▶ **Given instruction**:
Some lines of these records may hold the word "mains"; state how many, using only the number.
** start of Data to use **
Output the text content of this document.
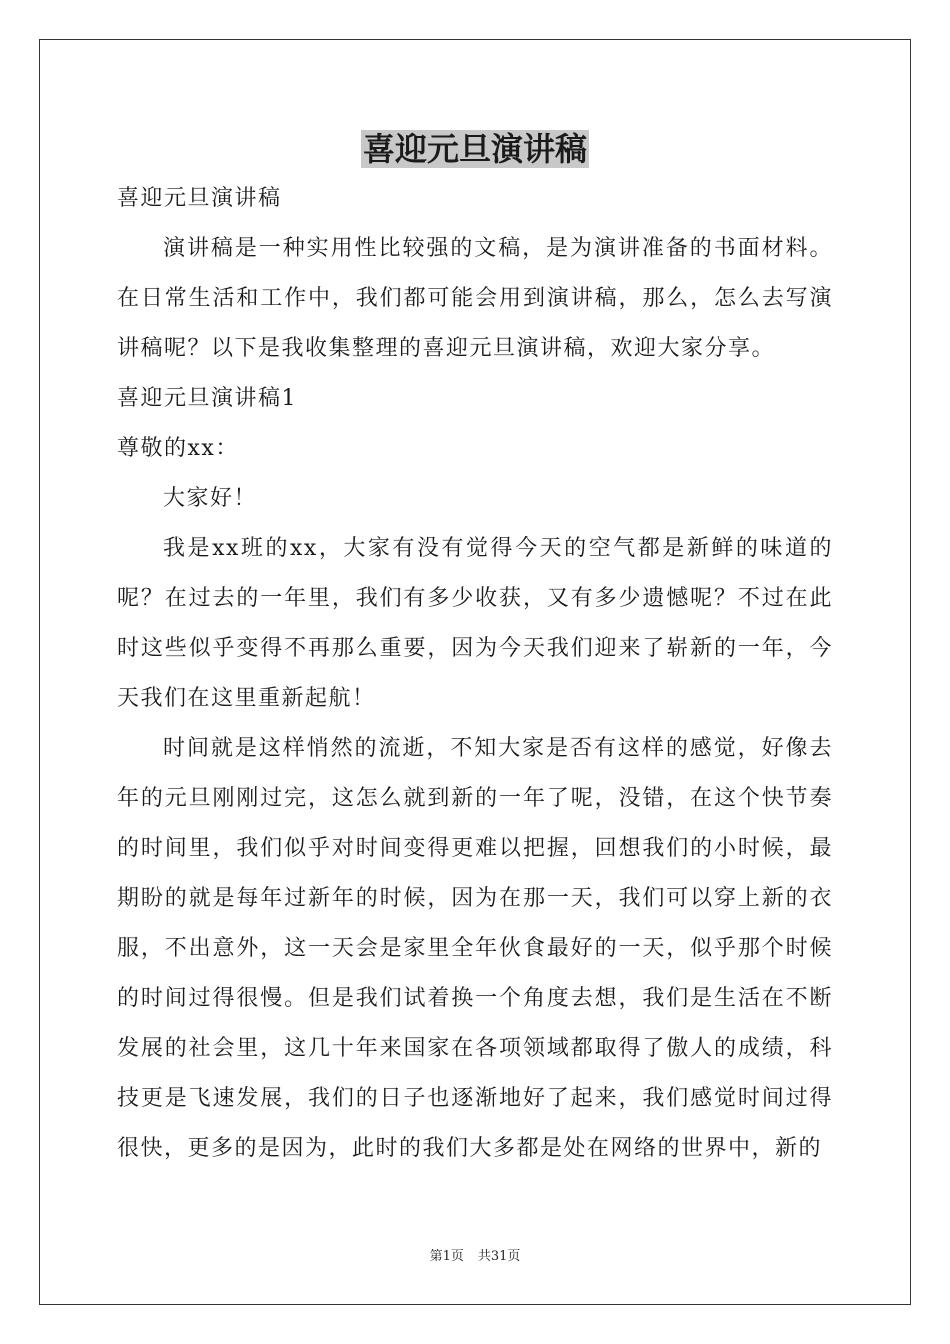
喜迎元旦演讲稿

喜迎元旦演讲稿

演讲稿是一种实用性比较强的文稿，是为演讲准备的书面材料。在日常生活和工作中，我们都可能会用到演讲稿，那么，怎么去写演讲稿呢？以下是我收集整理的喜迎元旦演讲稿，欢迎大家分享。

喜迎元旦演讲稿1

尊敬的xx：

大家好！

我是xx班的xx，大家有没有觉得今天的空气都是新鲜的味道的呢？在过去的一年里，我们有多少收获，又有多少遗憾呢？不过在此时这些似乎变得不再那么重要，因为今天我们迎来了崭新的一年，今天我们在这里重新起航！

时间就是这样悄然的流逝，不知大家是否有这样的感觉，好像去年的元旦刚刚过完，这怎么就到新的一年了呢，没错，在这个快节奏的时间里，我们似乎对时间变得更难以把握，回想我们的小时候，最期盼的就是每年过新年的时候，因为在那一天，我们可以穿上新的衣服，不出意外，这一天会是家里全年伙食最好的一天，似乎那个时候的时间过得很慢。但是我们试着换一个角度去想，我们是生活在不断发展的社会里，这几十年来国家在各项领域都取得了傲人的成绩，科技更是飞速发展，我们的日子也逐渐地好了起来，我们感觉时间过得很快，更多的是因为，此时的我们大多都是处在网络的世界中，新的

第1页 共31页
** end of Data to use **
** start of Data to use **
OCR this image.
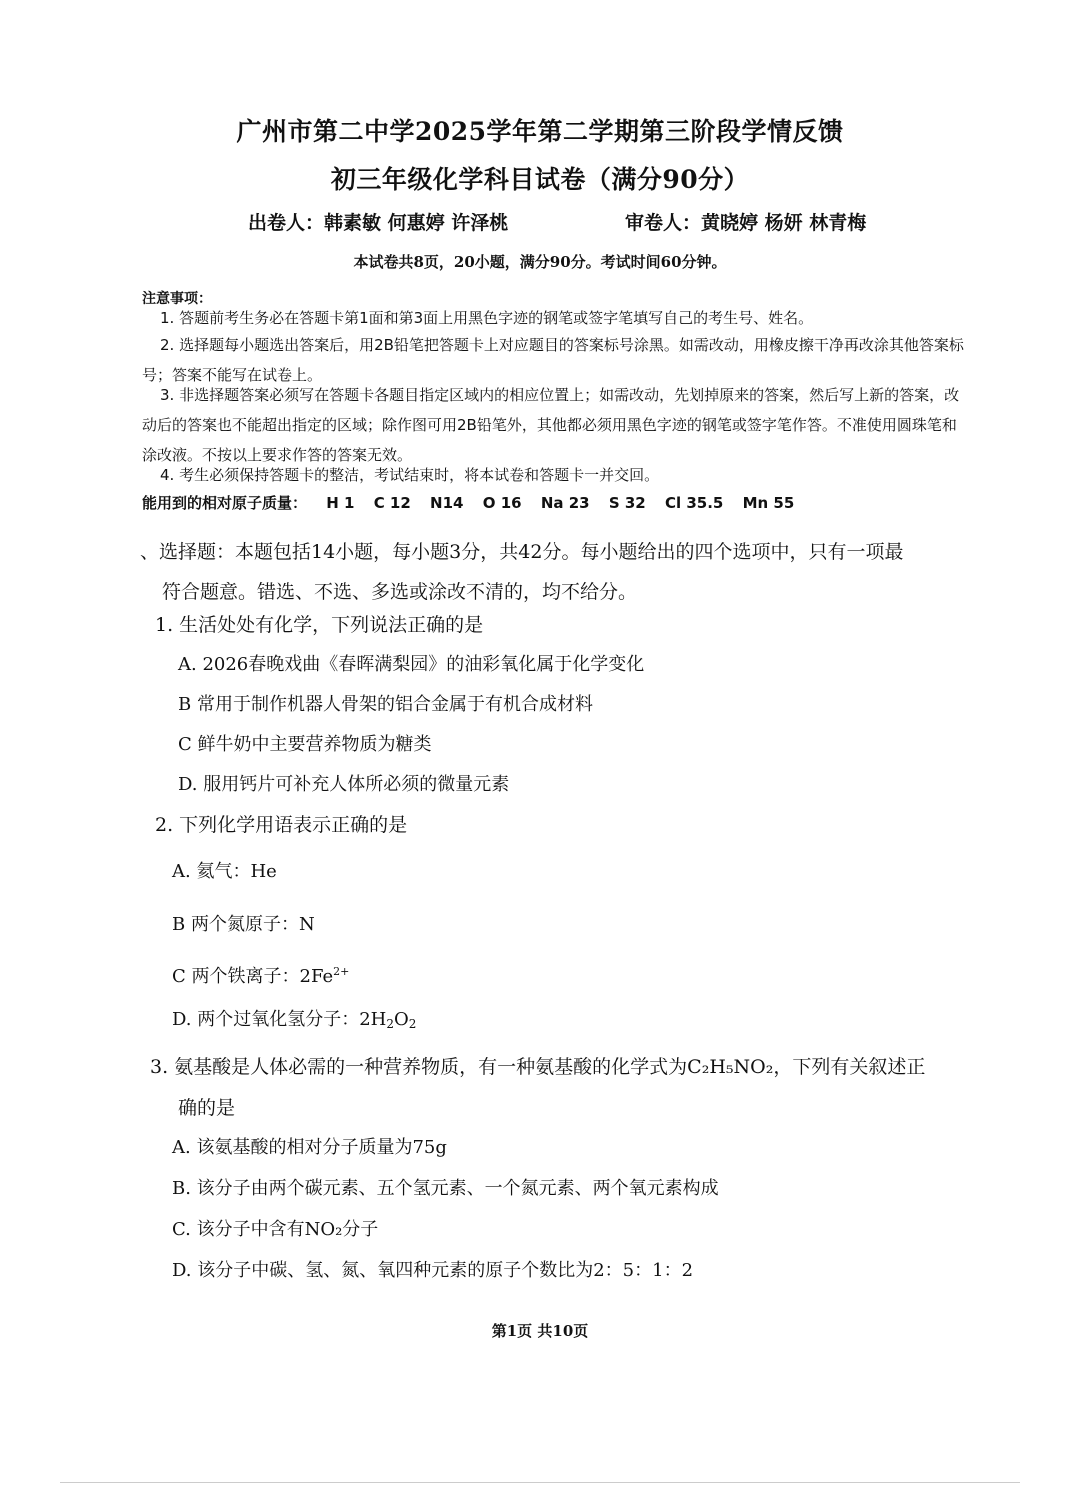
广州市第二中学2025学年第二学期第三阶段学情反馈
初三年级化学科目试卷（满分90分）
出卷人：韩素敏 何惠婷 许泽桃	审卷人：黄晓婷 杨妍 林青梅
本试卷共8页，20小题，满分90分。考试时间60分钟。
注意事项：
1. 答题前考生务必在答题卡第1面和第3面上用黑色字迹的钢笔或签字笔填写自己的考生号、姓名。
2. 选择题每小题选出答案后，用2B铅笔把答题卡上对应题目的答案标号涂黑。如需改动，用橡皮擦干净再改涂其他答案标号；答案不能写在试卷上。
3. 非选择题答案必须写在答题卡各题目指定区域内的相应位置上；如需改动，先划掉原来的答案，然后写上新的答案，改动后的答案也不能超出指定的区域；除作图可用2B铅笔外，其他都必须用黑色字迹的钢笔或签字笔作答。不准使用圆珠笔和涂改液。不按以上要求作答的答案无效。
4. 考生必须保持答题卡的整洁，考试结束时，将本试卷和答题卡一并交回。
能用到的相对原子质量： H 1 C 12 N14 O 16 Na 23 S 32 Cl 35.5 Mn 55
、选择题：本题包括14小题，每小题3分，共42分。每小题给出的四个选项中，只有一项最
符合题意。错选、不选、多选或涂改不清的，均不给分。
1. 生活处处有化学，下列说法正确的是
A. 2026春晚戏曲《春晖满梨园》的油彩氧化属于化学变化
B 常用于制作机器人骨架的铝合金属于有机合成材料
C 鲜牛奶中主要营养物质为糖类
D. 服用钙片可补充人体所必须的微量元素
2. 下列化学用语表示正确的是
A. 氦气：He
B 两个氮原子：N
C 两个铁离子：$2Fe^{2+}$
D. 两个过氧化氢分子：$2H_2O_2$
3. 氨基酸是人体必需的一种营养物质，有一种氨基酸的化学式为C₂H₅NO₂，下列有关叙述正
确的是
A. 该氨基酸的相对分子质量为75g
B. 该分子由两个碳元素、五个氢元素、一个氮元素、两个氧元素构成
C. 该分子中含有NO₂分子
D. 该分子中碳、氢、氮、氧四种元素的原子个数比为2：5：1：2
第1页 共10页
** end of Data to use **
** start of Data to use **
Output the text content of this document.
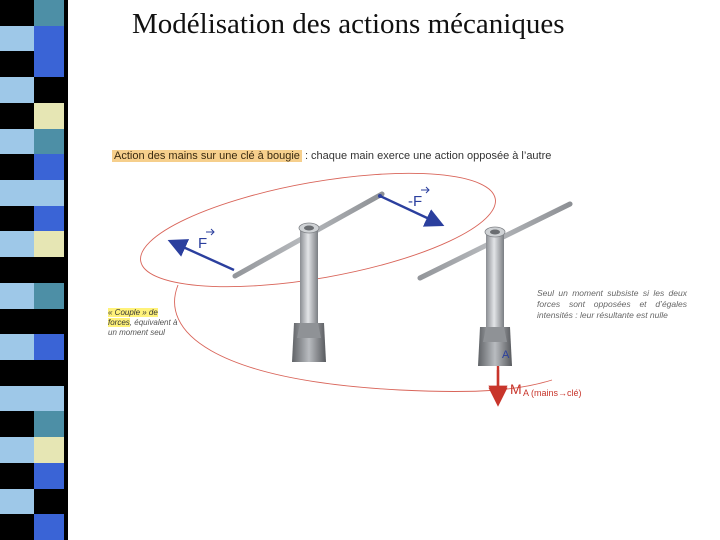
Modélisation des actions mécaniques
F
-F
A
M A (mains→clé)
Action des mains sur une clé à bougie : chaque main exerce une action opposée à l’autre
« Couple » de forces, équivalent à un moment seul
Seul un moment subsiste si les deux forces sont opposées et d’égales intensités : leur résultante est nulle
** end of Data to use **
▶ **Output of the task**:
2